Set problem:
Summarize the passage on surveillance cameras in New York in exactly two sentences.

Selected text:
►

According to current reports, there are more surveillance cameras in public places in New York than in any other city in the nation. They are always hidden, and they are totally legal.
I am watching a monitor near a token booth in the York Street subway station in Brooklyn. My spouse and my infant daughter are on the monitor. I have them on the nanny cam. Unbeknownst to my spouse, I can watch every move he makes with her. For me, there is great pleasure in this.
Center stage in the monitor's screen is a man costumed like a newscaster who is acutely aware of the presence of the camera although its disguised. The camera dangles from the ceiling over the subway platform in what looks like a giant black plastic roach trap. The man plays to the giant plastic roach trap. One by one for the camera's view, he holds up large poster boards, which say alternately, "World News: NATO," "Big Brother is Watching You," "We'll be right back," "Get Addicted to Junk." Nike's trademark is swooshed under the hand-penned words: Chinese sweat shops. It's the news behind the news, a homemade version of The Nation magazine chopped up in poster board bites.

◄

Dataset records:
►

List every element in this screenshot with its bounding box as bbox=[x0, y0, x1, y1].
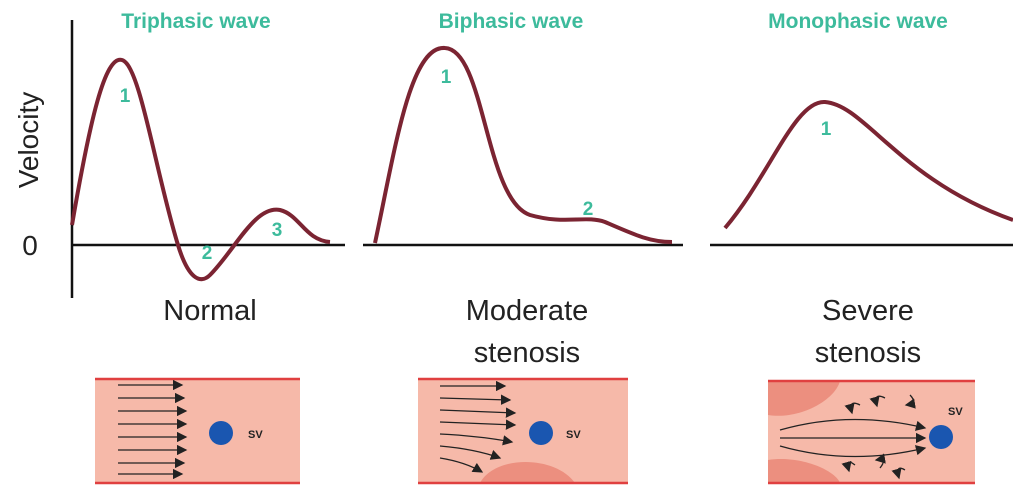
peak-label: 1 bbox=[821, 119, 832, 140]
condition-label: Normal bbox=[163, 295, 256, 327]
sv-label: SV bbox=[948, 406, 963, 418]
peak-label: 2 bbox=[583, 199, 594, 220]
vessel bbox=[418, 377, 628, 485]
condition-label: stenosis bbox=[474, 337, 580, 369]
panel-title: Triphasic wave bbox=[121, 10, 270, 33]
panel-title: Biphasic wave bbox=[439, 10, 584, 33]
condition-label: Moderate bbox=[466, 295, 589, 327]
waveform bbox=[373, 45, 673, 244]
vessel bbox=[95, 377, 300, 485]
peak-label: 1 bbox=[441, 67, 452, 88]
sv-label: SV bbox=[248, 429, 263, 441]
peak-label: 3 bbox=[272, 220, 283, 241]
vessel bbox=[768, 379, 975, 485]
sv-label: SV bbox=[566, 429, 581, 441]
peak-label: 2 bbox=[202, 243, 213, 264]
waveform bbox=[70, 57, 331, 282]
y-label: Velocity bbox=[13, 92, 44, 189]
condition-label: stenosis bbox=[815, 337, 921, 369]
condition-label: Severe bbox=[822, 295, 914, 327]
waveform bbox=[723, 99, 1013, 230]
panel-title: Monophasic wave bbox=[768, 10, 948, 33]
peak-label: 1 bbox=[120, 86, 131, 107]
zero-label: 0 bbox=[22, 230, 38, 261]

◄

Exercise output:
New York reportedly has more surveillance cameras in public places than any other city in the nation, all of them hidden and legal, and the narrator, watching a monitor near a token booth in Brooklyn's York Street subway station, sees the narrator's spouse and infant daughter on a nanny cam and takes great pleasure in it. At the center of the screen, a man costumed like a newscaster plays to a camera disguised as a giant black plastic roach trap, holding up poster boards with messages such as "Big Brother is Watching You" and "Get Addicted to Junk."